Repeat the records exactly. Every line must match.
begin Given data
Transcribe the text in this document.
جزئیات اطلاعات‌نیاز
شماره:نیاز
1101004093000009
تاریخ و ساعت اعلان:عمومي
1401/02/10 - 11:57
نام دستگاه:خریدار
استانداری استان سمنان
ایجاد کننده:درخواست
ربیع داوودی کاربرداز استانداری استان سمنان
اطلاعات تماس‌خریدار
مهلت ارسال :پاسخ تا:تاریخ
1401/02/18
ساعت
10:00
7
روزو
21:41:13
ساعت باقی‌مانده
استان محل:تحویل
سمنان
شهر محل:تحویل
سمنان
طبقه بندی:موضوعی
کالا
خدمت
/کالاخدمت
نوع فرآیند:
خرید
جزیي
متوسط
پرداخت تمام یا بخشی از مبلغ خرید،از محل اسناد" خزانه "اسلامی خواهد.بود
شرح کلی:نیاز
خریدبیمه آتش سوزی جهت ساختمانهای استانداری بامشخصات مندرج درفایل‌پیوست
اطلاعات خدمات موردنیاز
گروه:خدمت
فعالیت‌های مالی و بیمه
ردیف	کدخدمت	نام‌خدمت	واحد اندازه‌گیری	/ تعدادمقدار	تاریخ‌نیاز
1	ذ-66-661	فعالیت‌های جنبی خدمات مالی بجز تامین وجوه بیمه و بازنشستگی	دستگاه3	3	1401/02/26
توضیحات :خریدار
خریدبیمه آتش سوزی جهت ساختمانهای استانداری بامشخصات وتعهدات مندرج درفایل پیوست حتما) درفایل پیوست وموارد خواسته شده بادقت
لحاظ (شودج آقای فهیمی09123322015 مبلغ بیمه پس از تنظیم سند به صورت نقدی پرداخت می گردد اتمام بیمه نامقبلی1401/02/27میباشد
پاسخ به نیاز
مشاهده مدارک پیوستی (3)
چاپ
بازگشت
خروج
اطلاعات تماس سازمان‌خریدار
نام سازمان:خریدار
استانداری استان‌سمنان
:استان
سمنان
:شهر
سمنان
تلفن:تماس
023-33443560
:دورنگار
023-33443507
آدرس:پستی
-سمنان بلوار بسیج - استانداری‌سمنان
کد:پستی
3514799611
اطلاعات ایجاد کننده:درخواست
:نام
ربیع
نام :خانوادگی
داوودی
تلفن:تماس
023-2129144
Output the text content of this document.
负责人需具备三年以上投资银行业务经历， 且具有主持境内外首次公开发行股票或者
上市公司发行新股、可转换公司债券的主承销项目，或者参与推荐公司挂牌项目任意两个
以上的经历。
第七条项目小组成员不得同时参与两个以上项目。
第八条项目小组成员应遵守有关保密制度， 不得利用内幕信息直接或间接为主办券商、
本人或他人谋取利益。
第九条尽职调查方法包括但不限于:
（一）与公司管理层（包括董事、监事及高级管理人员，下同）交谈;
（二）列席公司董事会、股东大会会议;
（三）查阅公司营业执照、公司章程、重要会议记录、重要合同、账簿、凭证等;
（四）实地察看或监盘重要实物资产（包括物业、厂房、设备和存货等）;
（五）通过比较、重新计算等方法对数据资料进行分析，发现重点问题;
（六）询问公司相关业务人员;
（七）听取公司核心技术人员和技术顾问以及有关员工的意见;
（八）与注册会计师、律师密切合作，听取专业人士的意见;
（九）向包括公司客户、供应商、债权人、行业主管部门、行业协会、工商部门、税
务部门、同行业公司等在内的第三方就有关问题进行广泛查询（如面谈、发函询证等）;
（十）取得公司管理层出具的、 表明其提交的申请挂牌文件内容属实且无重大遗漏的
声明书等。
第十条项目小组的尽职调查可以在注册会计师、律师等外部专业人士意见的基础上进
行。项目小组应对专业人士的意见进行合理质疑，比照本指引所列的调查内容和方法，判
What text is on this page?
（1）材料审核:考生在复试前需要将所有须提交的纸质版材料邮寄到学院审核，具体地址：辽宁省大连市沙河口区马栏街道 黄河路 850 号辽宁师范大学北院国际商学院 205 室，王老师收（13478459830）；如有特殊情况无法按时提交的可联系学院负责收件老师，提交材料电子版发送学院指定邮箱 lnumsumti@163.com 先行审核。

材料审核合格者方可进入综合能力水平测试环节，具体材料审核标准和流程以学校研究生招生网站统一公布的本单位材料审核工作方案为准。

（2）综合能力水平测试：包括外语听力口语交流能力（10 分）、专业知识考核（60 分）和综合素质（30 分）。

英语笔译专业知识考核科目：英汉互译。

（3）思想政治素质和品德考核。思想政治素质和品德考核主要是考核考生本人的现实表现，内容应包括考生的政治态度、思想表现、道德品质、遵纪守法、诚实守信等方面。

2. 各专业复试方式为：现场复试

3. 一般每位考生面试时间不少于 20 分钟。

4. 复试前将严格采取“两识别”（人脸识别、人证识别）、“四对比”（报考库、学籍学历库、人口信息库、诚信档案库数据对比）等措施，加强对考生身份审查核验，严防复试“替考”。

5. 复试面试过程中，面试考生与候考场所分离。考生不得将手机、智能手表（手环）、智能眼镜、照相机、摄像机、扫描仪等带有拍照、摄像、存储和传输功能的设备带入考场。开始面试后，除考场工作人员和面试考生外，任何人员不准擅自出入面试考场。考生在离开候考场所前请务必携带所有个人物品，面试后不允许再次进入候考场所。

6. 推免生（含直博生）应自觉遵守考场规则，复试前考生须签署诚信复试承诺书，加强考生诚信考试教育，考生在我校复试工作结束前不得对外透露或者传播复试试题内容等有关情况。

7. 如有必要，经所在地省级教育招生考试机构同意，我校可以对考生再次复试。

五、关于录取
end Given data
■ **Answer to this task**
Transcribe the text in this document.
جزئیات اطلاعات‌نیاز
شماره:نیاز
1101004093000009
تاریخ و ساعت اعلان:عمومي
1401/02/10 - 11:57
نام دستگاه:خریدار
استانداری استان سمنان
ایجاد کننده:درخواست
ربیع داوودی کاربرداز استانداری استان سمنان
اطلاعات تماس‌خریدار
مهلت ارسال :پاسخ تا:تاریخ
1401/02/18
ساعت
10:00
7
روزو
21:41:13
ساعت باقی‌مانده
استان محل:تحویل
سمنان
شهر محل:تحویل
سمنان
طبقه بندی:موضوعی
کالا
خدمت
/کالاخدمت
نوع فرآیند:
خرید
جزیي
متوسط
پرداخت تمام یا بخشی از مبلغ خرید،از محل اسناد" خزانه "اسلامی خواهد.بود
شرح کلی:نیاز
خریدبیمه آتش سوزی جهت ساختمانهای استانداری بامشخصات مندرج درفایل‌پیوست
اطلاعات خدمات موردنیاز
گروه:خدمت
فعالیت‌های مالی و بیمه
ردیف	کدخدمت	نام‌خدمت	واحد اندازه‌گیری	/ تعدادمقدار	تاریخ‌نیاز
1	ذ-66-661	فعالیت‌های جنبی خدمات مالی بجز تامین وجوه بیمه و بازنشستگی	دستگاه3	3	1401/02/26
توضیحات :خریدار
خریدبیمه آتش سوزی جهت ساختمانهای استانداری بامشخصات وتعهدات مندرج درفایل پیوست حتما) درفایل پیوست وموارد خواسته شده بادقت
لحاظ (شودج آقای فهیمی09123322015 مبلغ بیمه پس از تنظیم سند به صورت نقدی پرداخت می گردد اتمام بیمه نامقبلی1401/02/27میباشد
پاسخ به نیاز
مشاهده مدارک پیوستی (3)
چاپ
بازگشت
خروج
اطلاعات تماس سازمان‌خریدار
نام سازمان:خریدار
استانداری استان‌سمنان
:استان
سمنان
:شهر
سمنان
تلفن:تماس
023-33443560
:دورنگار
023-33443507
آدرس:پستی
-سمنان بلوار بسیج - استانداری‌سمنان
کد:پستی
3514799611
اطلاعات ایجاد کننده:درخواست
:نام
ربیع
نام :خانوادگی
داوودی
تلفن:تماس
023-2129144
Output the text content of this document.
负责人需具备三年以上投资银行业务经历， 且具有主持境内外首次公开发行股票或者
上市公司发行新股、可转换公司债券的主承销项目，或者参与推荐公司挂牌项目任意两个
以上的经历。
第七条项目小组成员不得同时参与两个以上项目。
第八条项目小组成员应遵守有关保密制度， 不得利用内幕信息直接或间接为主办券商、
本人或他人谋取利益。
第九条尽职调查方法包括但不限于:
（一）与公司管理层（包括董事、监事及高级管理人员，下同）交谈;
（二）列席公司董事会、股东大会会议;
（三）查阅公司营业执照、公司章程、重要会议记录、重要合同、账簿、凭证等;
（四）实地察看或监盘重要实物资产（包括物业、厂房、设备和存货等）;
（五）通过比较、重新计算等方法对数据资料进行分析，发现重点问题;
（六）询问公司相关业务人员;
（七）听取公司核心技术人员和技术顾问以及有关员工的意见;
（八）与注册会计师、律师密切合作，听取专业人士的意见;
（九）向包括公司客户、供应商、债权人、行业主管部门、行业协会、工商部门、税
务部门、同行业公司等在内的第三方就有关问题进行广泛查询（如面谈、发函询证等）;
（十）取得公司管理层出具的、 表明其提交的申请挂牌文件内容属实且无重大遗漏的
声明书等。
第十条项目小组的尽职调查可以在注册会计师、律师等外部专业人士意见的基础上进
行。项目小组应对专业人士的意见进行合理质疑，比照本指引所列的调查内容和方法，判
What text is on this page?
（1）材料审核:考生在复试前需要将所有须提交的纸质版材料邮寄到学院审核，具体地址：辽宁省大连市沙河口区马栏街道 黄河路 850 号辽宁师范大学北院国际商学院 205 室，王老师收（13478459830）；如有特殊情况无法按时提交的可联系学院负责收件老师，提交材料电子版发送学院指定邮箱 lnumsumti@163.com 先行审核。

材料审核合格者方可进入综合能力水平测试环节，具体材料审核标准和流程以学校研究生招生网站统一公布的本单位材料审核工作方案为准。

（2）综合能力水平测试：包括外语听力口语交流能力（10 分）、专业知识考核（60 分）和综合素质（30 分）。

英语笔译专业知识考核科目：英汉互译。

（3）思想政治素质和品德考核。思想政治素质和品德考核主要是考核考生本人的现实表现，内容应包括考生的政治态度、思想表现、道德品质、遵纪守法、诚实守信等方面。

2. 各专业复试方式为：现场复试

3. 一般每位考生面试时间不少于 20 分钟。

4. 复试前将严格采取“两识别”（人脸识别、人证识别）、“四对比”（报考库、学籍学历库、人口信息库、诚信档案库数据对比）等措施，加强对考生身份审查核验，严防复试“替考”。

5. 复试面试过程中，面试考生与候考场所分离。考生不得将手机、智能手表（手环）、智能眼镜、照相机、摄像机、扫描仪等带有拍照、摄像、存储和传输功能的设备带入考场。开始面试后，除考场工作人员和面试考生外，任何人员不准擅自出入面试考场。考生在离开候考场所前请务必携带所有个人物品，面试后不允许再次进入候考场所。

6. 推免生（含直博生）应自觉遵守考场规则，复试前考生须签署诚信复试承诺书，加强考生诚信考试教育，考生在我校复试工作结束前不得对外透露或者传播复试试题内容等有关情况。

7. 如有必要，经所在地省级教育招生考试机构同意，我校可以对考生再次复试。

五、关于录取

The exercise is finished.